Written task: Every line that holds "medium" should be shown.

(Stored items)
▼
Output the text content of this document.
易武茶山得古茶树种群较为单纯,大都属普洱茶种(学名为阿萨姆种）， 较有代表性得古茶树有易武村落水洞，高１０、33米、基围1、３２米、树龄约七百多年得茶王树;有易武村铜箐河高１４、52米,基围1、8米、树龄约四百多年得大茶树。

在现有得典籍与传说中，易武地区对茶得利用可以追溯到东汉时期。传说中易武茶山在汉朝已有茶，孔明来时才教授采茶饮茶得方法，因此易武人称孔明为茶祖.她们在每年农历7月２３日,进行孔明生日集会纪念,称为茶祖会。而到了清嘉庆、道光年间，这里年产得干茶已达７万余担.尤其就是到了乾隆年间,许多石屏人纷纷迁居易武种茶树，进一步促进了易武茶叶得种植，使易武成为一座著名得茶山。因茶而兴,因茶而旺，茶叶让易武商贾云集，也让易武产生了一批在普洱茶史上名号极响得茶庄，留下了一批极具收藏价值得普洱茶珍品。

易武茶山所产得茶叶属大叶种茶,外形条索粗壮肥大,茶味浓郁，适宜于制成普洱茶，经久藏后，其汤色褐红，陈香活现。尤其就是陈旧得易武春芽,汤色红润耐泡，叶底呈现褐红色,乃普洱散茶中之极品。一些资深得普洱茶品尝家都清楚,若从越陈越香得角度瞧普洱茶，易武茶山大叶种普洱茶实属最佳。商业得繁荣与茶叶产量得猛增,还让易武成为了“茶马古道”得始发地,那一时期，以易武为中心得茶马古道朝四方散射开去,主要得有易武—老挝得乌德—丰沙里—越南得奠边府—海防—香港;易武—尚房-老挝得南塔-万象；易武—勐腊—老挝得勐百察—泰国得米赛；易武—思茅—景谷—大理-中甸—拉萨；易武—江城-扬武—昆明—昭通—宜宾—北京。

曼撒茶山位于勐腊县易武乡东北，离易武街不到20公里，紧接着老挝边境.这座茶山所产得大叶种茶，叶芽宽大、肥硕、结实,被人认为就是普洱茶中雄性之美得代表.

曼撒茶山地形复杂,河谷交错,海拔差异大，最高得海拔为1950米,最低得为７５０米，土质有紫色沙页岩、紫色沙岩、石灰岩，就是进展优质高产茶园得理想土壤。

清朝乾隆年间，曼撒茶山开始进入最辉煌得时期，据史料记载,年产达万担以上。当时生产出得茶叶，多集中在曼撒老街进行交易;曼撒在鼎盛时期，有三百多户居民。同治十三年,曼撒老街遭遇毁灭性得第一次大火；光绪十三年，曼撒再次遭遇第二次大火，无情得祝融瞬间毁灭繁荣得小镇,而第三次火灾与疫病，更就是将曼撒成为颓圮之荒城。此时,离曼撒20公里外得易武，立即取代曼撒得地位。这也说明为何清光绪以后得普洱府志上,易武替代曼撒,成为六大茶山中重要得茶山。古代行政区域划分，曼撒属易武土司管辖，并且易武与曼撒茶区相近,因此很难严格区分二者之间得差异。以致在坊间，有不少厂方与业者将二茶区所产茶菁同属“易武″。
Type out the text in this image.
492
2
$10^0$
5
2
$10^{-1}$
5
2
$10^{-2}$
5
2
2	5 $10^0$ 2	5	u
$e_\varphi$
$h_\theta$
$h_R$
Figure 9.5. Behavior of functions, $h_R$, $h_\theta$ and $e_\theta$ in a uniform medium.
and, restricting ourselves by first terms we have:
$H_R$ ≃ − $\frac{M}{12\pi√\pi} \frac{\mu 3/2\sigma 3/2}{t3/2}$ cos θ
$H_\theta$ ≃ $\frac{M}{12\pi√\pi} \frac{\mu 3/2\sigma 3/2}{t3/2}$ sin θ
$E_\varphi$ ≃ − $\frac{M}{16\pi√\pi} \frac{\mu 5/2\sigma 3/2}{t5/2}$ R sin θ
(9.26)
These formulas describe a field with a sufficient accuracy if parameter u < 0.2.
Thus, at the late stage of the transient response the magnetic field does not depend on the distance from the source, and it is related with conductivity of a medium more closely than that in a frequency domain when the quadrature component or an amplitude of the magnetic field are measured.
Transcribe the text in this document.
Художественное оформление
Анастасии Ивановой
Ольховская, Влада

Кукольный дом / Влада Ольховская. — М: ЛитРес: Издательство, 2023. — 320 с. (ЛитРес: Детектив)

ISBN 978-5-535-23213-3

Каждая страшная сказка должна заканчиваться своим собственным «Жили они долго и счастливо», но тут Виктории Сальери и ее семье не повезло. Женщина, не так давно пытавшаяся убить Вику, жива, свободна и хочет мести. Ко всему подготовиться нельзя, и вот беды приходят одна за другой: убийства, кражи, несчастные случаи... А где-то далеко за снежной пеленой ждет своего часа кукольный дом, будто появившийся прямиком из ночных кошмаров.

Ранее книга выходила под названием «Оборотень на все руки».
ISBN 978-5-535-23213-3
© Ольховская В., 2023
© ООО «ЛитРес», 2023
▲
Final result:
Figure 9.5. Behavior of functions, $h_R$, $h_\theta$ and $e_\theta$ in a uniform medium.
Thus, at the late stage of the transient response the magnetic field does not depend on the distance from the source, and it is related with conductivity of a medium more closely than that in a frequency domain when the quadrature component or an amplitude of the magnetic field are measured.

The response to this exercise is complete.